_Objective_.
Please restate the following records word for word.

** begin Data for the task **

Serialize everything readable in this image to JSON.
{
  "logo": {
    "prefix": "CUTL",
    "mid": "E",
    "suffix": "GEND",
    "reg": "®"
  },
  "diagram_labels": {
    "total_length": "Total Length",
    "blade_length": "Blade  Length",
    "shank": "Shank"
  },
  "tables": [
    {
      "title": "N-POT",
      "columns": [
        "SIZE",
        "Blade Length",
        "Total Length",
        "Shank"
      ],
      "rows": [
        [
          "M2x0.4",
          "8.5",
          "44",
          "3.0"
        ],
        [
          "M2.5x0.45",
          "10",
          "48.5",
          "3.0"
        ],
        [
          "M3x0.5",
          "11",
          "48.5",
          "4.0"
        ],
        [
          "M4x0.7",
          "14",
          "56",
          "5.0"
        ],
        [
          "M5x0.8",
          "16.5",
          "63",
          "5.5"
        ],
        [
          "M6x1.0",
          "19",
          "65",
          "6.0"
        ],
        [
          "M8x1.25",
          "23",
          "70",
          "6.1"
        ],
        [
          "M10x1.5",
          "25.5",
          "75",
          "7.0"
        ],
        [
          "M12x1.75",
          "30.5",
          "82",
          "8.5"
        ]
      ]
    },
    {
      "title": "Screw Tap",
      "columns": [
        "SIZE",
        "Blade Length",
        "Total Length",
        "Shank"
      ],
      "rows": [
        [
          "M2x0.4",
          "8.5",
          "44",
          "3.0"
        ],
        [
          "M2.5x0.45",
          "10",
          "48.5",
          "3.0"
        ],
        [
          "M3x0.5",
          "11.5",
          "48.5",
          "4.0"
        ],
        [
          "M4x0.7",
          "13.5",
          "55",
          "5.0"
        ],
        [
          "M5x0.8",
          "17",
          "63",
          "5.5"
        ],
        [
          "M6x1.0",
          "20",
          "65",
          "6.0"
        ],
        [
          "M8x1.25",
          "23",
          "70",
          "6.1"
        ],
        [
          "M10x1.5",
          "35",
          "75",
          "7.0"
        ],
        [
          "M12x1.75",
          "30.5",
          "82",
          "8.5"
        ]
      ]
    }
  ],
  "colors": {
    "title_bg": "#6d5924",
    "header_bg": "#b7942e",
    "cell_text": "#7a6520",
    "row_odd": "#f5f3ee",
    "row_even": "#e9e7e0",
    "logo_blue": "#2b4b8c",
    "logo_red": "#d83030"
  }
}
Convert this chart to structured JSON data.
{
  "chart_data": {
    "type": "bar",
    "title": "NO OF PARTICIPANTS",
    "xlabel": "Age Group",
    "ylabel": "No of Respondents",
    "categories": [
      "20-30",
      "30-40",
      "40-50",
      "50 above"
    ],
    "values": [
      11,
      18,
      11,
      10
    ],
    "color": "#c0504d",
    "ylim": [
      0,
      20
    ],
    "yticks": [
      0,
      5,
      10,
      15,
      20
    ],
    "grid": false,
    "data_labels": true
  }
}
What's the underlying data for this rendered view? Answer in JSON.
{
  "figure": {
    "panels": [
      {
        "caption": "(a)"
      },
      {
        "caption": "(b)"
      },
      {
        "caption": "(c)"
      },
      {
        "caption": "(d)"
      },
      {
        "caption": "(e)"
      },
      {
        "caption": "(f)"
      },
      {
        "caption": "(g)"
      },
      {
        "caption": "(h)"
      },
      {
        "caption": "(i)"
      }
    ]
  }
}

** end Data for the task **

_The output_.
Serialize everything readable in this image to JSON.
{
  "logo": {
    "prefix": "CUTL",
    "mid": "E",
    "suffix": "GEND",
    "reg": "®"
  },
  "diagram_labels": {
    "total_length": "Total Length",
    "blade_length": "Blade  Length",
    "shank": "Shank"
  },
  "tables": [
    {
      "title": "N-POT",
      "columns": [
        "SIZE",
        "Blade Length",
        "Total Length",
        "Shank"
      ],
      "rows": [
        [
          "M2x0.4",
          "8.5",
          "44",
          "3.0"
        ],
        [
          "M2.5x0.45",
          "10",
          "48.5",
          "3.0"
        ],
        [
          "M3x0.5",
          "11",
          "48.5",
          "4.0"
        ],
        [
          "M4x0.7",
          "14",
          "56",
          "5.0"
        ],
        [
          "M5x0.8",
          "16.5",
          "63",
          "5.5"
        ],
        [
          "M6x1.0",
          "19",
          "65",
          "6.0"
        ],
        [
          "M8x1.25",
          "23",
          "70",
          "6.1"
        ],
        [
          "M10x1.5",
          "25.5",
          "75",
          "7.0"
        ],
        [
          "M12x1.75",
          "30.5",
          "82",
          "8.5"
        ]
      ]
    },
    {
      "title": "Screw Tap",
      "columns": [
        "SIZE",
        "Blade Length",
        "Total Length",
        "Shank"
      ],
      "rows": [
        [
          "M2x0.4",
          "8.5",
          "44",
          "3.0"
        ],
        [
          "M2.5x0.45",
          "10",
          "48.5",
          "3.0"
        ],
        [
          "M3x0.5",
          "11.5",
          "48.5",
          "4.0"
        ],
        [
          "M4x0.7",
          "13.5",
          "55",
          "5.0"
        ],
        [
          "M5x0.8",
          "17",
          "63",
          "5.5"
        ],
        [
          "M6x1.0",
          "20",
          "65",
          "6.0"
        ],
        [
          "M8x1.25",
          "23",
          "70",
          "6.1"
        ],
        [
          "M10x1.5",
          "35",
          "75",
          "7.0"
        ],
        [
          "M12x1.75",
          "30.5",
          "82",
          "8.5"
        ]
      ]
    }
  ],
  "colors": {
    "title_bg": "#6d5924",
    "header_bg": "#b7942e",
    "cell_text": "#7a6520",
    "row_odd": "#f5f3ee",
    "row_even": "#e9e7e0",
    "logo_blue": "#2b4b8c",
    "logo_red": "#d83030"
  }
}
Convert this chart to structured JSON data.
{
  "chart_data": {
    "type": "bar",
    "title": "NO OF PARTICIPANTS",
    "xlabel": "Age Group",
    "ylabel": "No of Respondents",
    "categories": [
      "20-30",
      "30-40",
      "40-50",
      "50 above"
    ],
    "values": [
      11,
      18,
      11,
      10
    ],
    "color": "#c0504d",
    "ylim": [
      0,
      20
    ],
    "yticks": [
      0,
      5,
      10,
      15,
      20
    ],
    "grid": false,
    "data_labels": true
  }
}
What's the underlying data for this rendered view? Answer in JSON.
{
  "figure": {
    "panels": [
      {
        "caption": "(a)"
      },
      {
        "caption": "(b)"
      },
      {
        "caption": "(c)"
      },
      {
        "caption": "(d)"
      },
      {
        "caption": "(e)"
      },
      {
        "caption": "(f)"
      },
      {
        "caption": "(g)"
      },
      {
        "caption": "(h)"
      },
      {
        "caption": "(i)"
      }
    ]
  }
}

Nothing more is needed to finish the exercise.